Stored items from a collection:
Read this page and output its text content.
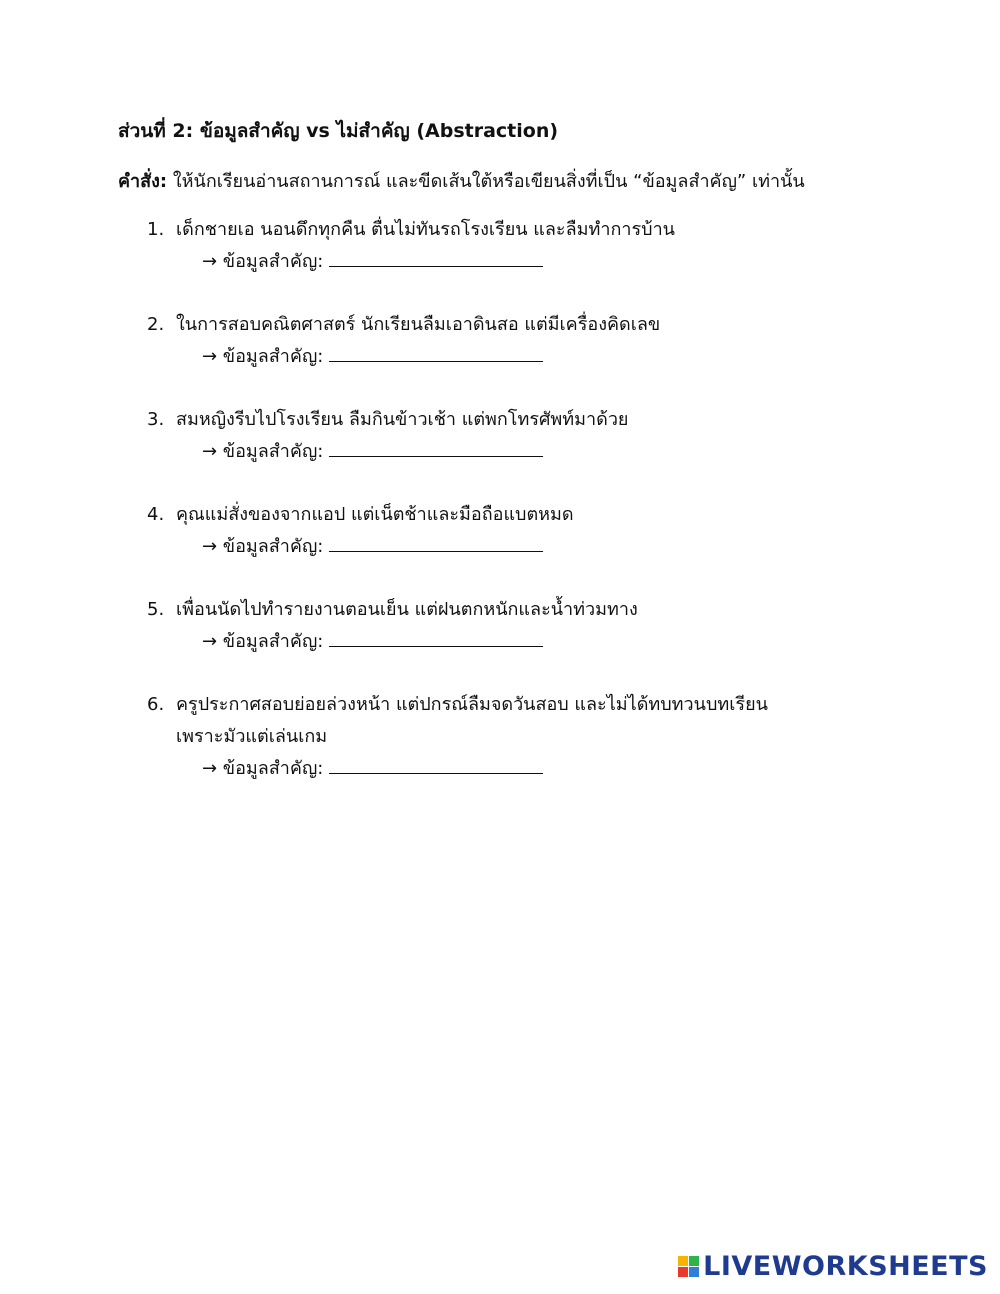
ส่วนที่ 2: ข้อมูลสำคัญ vs ไม่สำคัญ (Abstraction)
คำสั่ง: ให้นักเรียนอ่านสถานการณ์ และขีดเส้นใต้หรือเขียนสิ่งที่เป็น “ข้อมูลสำคัญ” เท่านั้น
1. เด็กชายเอ นอนดึกทุกคืน ตื่นไม่ทันรถโรงเรียน และลืมทำการบ้าน
→ ข้อมูลสำคัญ:
2. ในการสอบคณิตศาสตร์ นักเรียนลืมเอาดินสอ แต่มีเครื่องคิดเลข
→ ข้อมูลสำคัญ:
3. สมหญิงรีบไปโรงเรียน ลืมกินข้าวเช้า แต่พกโทรศัพท์มาด้วย
→ ข้อมูลสำคัญ:
4. คุณแม่สั่งของจากแอป แต่เน็ตช้าและมือถือแบตหมด
→ ข้อมูลสำคัญ:
5. เพื่อนนัดไปทำรายงานตอนเย็น แต่ฝนตกหนักและน้ำท่วมทาง
→ ข้อมูลสำคัญ:
6. ครูประกาศสอบย่อยล่วงหน้า แต่ปกรณ์ลืมจดวันสอบ และไม่ได้ทบทวนบทเรียน
เพราะมัวแต่เล่นเกม
→ ข้อมูลสำคัญ:
LIVEWORKSHEETS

• DESCRIPTION OF THE TASK: The records above are to be quoted exactly, with all pictures left out.

• TASK SOLUTION:
Read this page and output its text content.
ส่วนที่ 2: ข้อมูลสำคัญ vs ไม่สำคัญ (Abstraction)
คำสั่ง: ให้นักเรียนอ่านสถานการณ์ และขีดเส้นใต้หรือเขียนสิ่งที่เป็น “ข้อมูลสำคัญ” เท่านั้น
1. เด็กชายเอ นอนดึกทุกคืน ตื่นไม่ทันรถโรงเรียน และลืมทำการบ้าน
→ ข้อมูลสำคัญ:
2. ในการสอบคณิตศาสตร์ นักเรียนลืมเอาดินสอ แต่มีเครื่องคิดเลข
→ ข้อมูลสำคัญ:
3. สมหญิงรีบไปโรงเรียน ลืมกินข้าวเช้า แต่พกโทรศัพท์มาด้วย
→ ข้อมูลสำคัญ:
4. คุณแม่สั่งของจากแอป แต่เน็ตช้าและมือถือแบตหมด
→ ข้อมูลสำคัญ:
5. เพื่อนนัดไปทำรายงานตอนเย็น แต่ฝนตกหนักและน้ำท่วมทาง
→ ข้อมูลสำคัญ:
6. ครูประกาศสอบย่อยล่วงหน้า แต่ปกรณ์ลืมจดวันสอบ และไม่ได้ทบทวนบทเรียน
เพราะมัวแต่เล่นเกม
→ ข้อมูลสำคัญ:
LIVEWORKSHEETS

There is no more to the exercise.